● **Do this**
Collect from the data below each line with "ylabel".
-- start Supplied material --
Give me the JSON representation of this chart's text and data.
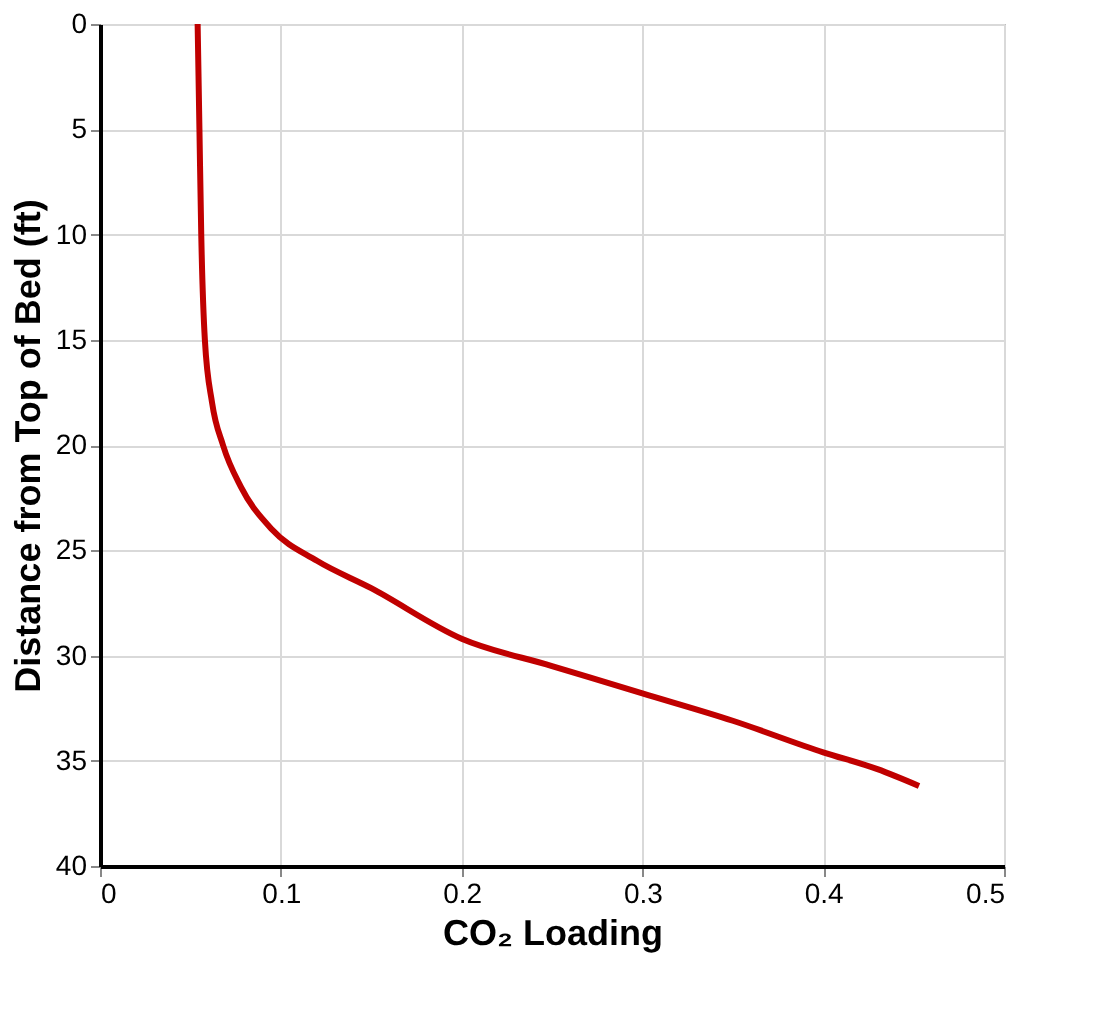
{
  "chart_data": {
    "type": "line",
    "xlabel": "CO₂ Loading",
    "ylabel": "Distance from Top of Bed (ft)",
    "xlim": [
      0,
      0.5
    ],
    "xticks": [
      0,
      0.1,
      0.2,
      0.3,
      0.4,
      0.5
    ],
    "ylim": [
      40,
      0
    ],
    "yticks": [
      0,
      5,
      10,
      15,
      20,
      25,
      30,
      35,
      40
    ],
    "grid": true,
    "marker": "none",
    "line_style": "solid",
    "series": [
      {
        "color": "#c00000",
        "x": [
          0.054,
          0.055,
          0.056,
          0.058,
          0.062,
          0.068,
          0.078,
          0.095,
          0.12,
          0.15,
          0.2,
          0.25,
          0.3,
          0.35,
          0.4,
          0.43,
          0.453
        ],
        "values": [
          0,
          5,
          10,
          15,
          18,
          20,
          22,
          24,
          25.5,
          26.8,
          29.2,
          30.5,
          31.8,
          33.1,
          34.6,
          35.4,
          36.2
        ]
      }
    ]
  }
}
-- end Supplied material --
-- start Supplied material --
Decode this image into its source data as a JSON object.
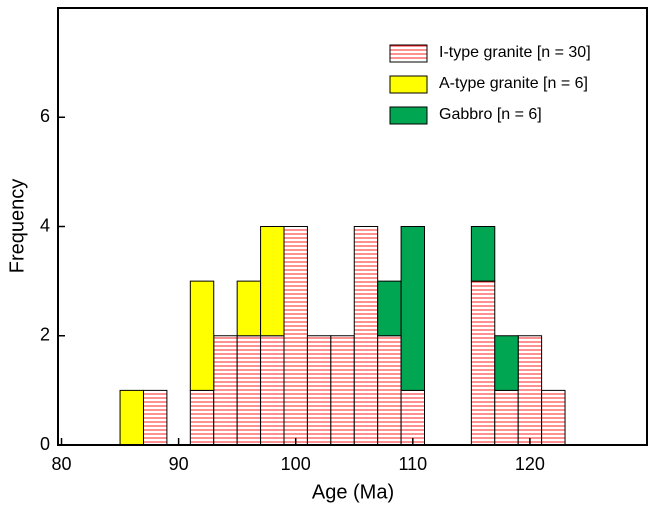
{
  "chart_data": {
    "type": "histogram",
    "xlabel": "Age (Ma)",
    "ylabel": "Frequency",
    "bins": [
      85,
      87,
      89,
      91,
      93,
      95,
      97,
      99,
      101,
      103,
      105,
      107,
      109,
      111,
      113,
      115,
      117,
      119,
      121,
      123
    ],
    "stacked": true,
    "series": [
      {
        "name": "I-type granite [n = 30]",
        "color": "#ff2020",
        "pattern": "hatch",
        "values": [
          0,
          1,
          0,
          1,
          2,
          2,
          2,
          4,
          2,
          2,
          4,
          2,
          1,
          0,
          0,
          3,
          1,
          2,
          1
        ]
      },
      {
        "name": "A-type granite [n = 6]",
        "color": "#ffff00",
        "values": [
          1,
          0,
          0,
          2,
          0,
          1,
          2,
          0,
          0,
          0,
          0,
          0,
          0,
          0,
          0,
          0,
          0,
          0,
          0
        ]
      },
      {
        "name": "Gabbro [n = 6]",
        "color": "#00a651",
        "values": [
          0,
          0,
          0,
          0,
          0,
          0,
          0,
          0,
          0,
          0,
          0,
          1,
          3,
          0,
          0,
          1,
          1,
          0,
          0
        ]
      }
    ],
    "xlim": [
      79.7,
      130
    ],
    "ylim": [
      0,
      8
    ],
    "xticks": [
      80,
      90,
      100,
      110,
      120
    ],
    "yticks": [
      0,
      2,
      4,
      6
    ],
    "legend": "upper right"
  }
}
-- end Supplied material --
● **Worked answer**
    "ylabel": "Distance from Top of Bed (ft)",
    "ylabel": "Frequency",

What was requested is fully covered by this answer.